--- Records about charts and figures ---
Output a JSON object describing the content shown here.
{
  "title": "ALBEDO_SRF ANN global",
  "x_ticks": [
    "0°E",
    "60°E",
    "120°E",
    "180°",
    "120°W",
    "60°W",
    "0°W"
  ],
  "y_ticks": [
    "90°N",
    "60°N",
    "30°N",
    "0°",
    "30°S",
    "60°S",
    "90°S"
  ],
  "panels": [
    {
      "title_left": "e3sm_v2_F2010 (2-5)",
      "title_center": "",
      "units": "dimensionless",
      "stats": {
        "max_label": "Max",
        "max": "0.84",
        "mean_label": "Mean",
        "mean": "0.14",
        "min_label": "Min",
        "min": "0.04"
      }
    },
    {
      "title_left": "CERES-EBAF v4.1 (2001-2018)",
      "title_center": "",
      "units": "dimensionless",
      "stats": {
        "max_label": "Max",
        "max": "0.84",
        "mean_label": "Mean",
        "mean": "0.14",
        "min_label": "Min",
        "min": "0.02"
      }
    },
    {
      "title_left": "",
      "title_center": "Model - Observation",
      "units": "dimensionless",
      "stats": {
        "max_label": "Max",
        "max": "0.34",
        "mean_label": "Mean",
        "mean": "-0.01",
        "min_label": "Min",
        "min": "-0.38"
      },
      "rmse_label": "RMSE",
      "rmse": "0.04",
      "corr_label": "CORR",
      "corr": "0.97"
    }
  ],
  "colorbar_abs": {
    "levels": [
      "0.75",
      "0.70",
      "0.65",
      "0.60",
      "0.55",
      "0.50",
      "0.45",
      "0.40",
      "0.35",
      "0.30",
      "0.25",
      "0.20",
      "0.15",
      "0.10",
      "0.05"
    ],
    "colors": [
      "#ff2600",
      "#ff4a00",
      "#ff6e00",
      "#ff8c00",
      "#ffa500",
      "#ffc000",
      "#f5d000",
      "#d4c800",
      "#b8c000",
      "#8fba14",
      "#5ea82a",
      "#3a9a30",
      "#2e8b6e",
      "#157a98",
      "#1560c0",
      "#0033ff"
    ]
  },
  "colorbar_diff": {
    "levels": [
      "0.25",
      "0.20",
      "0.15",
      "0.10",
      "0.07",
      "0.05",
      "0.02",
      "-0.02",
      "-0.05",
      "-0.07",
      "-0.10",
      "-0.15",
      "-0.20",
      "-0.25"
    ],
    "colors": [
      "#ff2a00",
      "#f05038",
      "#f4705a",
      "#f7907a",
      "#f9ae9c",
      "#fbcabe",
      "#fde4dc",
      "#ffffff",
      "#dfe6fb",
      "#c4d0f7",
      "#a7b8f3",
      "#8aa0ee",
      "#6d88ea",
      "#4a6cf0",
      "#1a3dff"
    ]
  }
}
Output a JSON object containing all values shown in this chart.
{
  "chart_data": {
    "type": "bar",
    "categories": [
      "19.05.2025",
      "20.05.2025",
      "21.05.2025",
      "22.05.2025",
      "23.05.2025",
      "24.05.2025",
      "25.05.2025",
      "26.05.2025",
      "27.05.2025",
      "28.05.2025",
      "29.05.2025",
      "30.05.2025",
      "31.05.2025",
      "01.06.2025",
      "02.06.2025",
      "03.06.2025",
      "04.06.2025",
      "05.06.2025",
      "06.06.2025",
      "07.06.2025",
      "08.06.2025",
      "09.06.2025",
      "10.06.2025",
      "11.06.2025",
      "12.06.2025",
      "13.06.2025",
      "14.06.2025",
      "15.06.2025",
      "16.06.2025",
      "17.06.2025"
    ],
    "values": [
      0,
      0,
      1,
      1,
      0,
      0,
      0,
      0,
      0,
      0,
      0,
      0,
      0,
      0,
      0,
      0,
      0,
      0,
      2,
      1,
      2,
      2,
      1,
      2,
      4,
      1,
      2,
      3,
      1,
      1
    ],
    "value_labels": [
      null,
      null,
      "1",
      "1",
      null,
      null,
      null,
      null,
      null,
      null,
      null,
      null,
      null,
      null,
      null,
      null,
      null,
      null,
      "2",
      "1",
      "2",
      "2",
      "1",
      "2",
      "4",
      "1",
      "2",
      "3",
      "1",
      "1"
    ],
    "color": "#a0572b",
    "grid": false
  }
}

--- BRIEF ---
Pull every line holding "shown" out of the records.

--- OUTPUT FOR THIS EXERCISE ---
Output a JSON object describing the content shown here.
Output a JSON object containing all values shown in this chart.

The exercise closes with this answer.